## THE REQUEST
Identify and copy all lines of the material where the string "text" is found.

## SUPPLIED MATERIAL
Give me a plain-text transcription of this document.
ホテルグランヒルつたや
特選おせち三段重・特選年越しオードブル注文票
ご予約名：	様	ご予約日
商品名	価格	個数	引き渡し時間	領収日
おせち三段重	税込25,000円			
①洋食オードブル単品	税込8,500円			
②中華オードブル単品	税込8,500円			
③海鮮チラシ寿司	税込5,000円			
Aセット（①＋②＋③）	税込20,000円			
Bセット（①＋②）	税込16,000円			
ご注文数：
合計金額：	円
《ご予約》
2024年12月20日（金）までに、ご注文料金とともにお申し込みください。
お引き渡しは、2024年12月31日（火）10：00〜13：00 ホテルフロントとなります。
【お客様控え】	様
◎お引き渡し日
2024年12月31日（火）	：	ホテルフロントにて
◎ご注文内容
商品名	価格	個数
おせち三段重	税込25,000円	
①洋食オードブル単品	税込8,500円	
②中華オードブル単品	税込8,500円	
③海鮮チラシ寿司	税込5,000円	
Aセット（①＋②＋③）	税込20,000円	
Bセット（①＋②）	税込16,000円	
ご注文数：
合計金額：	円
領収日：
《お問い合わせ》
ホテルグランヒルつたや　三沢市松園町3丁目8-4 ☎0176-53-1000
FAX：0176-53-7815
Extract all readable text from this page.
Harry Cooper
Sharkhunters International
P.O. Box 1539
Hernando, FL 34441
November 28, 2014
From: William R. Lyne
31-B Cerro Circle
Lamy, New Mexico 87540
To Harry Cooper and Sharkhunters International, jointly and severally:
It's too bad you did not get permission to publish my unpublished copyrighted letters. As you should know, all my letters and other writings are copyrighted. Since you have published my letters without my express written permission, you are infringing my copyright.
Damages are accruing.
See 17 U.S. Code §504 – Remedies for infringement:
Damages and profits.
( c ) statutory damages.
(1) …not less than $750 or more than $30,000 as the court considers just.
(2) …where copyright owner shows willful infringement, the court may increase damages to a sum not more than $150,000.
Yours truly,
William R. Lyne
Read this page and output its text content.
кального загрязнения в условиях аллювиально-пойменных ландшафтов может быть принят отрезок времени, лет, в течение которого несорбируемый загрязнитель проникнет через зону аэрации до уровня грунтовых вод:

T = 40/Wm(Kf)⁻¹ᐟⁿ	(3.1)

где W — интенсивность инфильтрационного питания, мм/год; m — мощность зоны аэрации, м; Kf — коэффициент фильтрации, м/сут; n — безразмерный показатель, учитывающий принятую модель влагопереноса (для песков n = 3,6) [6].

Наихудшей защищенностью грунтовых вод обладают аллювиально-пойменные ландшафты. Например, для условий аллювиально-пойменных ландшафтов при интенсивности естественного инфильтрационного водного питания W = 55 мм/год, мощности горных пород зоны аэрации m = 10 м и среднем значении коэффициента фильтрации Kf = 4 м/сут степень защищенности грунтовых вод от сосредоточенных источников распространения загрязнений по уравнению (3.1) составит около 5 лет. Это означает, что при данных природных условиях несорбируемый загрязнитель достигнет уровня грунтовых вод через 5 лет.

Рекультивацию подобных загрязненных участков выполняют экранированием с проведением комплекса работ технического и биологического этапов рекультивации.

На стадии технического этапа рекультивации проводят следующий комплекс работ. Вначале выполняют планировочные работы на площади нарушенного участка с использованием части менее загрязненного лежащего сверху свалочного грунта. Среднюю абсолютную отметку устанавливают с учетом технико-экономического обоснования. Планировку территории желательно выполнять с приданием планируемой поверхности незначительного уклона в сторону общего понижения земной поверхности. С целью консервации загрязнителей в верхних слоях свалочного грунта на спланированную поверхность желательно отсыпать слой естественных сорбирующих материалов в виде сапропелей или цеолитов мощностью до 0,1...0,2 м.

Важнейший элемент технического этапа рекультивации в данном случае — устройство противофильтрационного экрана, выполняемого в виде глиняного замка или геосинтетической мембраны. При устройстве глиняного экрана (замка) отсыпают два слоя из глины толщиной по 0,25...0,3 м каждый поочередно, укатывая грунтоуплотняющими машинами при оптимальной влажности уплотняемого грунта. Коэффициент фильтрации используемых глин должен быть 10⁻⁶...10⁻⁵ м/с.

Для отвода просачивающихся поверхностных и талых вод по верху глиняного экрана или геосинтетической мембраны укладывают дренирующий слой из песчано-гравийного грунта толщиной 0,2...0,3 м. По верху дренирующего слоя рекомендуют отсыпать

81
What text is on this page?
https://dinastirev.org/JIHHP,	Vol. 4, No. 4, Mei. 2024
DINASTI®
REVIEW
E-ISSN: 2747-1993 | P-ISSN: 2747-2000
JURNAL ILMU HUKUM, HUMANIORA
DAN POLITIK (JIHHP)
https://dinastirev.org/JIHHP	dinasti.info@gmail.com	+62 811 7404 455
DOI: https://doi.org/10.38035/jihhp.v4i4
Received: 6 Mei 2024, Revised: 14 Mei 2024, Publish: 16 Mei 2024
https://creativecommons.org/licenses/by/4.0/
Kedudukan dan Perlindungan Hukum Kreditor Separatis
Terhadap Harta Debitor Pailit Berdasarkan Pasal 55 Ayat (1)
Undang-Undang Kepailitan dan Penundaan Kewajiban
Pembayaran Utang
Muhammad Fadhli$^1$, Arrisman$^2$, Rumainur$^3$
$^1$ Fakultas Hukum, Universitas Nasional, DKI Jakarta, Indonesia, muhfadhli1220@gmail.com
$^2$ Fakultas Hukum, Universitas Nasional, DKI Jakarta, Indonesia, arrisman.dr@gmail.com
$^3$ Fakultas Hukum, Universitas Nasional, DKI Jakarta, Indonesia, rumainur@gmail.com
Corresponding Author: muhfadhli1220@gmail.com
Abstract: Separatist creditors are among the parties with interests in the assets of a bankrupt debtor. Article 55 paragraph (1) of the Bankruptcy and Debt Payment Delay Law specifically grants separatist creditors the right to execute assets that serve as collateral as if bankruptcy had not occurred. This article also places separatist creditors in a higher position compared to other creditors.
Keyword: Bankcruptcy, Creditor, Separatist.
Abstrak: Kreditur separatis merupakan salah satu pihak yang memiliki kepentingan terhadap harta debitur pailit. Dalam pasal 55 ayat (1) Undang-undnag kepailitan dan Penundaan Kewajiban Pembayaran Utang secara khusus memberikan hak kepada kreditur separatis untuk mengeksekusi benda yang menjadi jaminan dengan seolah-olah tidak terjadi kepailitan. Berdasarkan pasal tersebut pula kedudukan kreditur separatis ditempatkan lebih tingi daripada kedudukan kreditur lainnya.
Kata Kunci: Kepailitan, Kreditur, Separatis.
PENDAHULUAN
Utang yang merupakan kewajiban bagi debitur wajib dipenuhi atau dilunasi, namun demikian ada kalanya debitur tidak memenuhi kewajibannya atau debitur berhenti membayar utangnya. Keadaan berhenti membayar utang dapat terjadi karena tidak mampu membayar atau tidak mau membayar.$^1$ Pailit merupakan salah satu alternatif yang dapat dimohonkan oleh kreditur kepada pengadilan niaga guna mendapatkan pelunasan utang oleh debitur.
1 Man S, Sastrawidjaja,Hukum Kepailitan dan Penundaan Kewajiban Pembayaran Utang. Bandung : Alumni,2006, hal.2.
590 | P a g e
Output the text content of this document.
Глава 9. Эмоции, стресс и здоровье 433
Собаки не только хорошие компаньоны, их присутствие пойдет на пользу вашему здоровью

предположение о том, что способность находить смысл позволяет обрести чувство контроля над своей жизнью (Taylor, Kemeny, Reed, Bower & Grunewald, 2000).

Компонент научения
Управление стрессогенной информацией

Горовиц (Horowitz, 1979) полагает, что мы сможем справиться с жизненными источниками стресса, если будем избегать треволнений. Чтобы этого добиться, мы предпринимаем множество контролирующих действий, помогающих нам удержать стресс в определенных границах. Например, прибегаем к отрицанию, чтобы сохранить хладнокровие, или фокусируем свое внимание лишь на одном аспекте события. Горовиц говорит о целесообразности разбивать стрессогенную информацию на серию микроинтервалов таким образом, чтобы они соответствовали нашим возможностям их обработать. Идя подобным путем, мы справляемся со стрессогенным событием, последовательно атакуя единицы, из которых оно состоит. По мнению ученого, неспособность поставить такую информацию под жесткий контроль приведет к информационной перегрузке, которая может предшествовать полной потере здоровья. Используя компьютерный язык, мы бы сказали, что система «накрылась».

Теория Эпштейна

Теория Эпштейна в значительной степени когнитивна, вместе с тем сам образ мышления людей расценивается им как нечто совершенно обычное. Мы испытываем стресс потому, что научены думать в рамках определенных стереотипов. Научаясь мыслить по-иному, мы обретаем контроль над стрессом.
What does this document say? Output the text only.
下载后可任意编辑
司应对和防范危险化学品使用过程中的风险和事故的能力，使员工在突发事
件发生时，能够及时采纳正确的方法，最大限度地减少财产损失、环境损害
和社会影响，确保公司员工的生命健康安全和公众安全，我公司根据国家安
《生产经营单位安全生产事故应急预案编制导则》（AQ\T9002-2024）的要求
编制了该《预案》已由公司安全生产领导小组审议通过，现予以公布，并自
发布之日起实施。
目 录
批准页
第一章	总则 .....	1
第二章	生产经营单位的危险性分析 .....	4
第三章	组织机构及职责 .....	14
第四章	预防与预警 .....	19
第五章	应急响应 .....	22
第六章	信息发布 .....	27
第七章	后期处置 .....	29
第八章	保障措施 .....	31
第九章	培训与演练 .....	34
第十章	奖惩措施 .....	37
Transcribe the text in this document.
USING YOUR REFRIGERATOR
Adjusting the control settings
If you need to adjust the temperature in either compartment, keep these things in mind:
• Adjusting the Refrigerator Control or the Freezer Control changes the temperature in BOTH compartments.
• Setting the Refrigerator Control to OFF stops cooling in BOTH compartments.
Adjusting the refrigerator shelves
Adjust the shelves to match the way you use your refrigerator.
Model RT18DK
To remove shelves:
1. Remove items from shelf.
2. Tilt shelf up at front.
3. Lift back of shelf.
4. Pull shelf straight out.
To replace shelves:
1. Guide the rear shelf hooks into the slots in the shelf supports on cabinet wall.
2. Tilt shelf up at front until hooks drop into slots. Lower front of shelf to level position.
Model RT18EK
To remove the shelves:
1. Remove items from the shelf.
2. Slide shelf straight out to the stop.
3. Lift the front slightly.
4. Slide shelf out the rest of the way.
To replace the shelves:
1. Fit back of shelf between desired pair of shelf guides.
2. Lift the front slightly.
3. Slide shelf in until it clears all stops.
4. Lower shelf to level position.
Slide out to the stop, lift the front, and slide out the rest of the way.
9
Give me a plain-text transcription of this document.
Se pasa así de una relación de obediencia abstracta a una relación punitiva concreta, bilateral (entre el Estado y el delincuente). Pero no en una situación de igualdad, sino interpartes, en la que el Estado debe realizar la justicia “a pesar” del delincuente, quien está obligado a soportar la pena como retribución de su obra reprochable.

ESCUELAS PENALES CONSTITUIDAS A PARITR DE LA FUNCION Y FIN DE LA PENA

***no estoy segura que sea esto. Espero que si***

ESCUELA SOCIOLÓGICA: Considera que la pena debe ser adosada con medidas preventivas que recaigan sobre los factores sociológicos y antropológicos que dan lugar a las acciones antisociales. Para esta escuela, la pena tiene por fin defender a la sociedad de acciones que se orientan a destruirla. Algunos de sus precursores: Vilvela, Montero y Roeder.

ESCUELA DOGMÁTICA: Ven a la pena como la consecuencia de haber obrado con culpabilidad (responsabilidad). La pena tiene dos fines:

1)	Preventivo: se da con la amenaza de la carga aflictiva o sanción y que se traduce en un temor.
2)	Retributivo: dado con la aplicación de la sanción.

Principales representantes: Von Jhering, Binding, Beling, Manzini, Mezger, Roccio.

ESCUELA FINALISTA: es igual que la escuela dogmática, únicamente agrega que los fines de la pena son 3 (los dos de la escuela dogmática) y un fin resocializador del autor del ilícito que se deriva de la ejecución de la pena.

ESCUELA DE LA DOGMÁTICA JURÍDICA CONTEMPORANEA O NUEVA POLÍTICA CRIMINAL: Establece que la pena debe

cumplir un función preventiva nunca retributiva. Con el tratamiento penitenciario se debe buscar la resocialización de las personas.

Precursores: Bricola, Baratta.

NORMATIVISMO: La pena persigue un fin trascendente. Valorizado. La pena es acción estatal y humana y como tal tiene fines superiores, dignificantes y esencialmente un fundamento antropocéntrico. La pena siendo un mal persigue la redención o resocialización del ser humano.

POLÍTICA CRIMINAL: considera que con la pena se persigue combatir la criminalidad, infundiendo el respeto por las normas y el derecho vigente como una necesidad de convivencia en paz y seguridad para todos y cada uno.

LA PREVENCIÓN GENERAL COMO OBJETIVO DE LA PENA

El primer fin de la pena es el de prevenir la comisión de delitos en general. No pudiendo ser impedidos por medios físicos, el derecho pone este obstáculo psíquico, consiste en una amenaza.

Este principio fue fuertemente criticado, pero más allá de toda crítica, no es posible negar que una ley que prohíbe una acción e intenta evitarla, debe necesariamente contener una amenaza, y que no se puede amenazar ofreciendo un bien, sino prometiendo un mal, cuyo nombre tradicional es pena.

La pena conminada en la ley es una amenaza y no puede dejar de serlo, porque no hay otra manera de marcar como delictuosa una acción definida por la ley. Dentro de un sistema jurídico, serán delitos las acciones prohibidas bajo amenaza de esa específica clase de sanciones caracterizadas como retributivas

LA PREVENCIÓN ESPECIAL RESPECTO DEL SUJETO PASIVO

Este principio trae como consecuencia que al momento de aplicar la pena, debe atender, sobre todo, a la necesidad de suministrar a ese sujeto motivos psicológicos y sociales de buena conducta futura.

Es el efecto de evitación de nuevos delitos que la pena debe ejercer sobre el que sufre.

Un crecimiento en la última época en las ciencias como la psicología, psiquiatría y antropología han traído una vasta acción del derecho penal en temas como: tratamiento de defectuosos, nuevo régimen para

## SOLUTION TO THE EXERCISE
Give me a plain-text transcription of this document.
Extract all readable text from this page.
Read this page and output its text content.
What text is on this page?
Output the text content of this document.
What does this document say? Output the text only.
Transcribe the text in this document.
Give me a plain-text transcription of this document.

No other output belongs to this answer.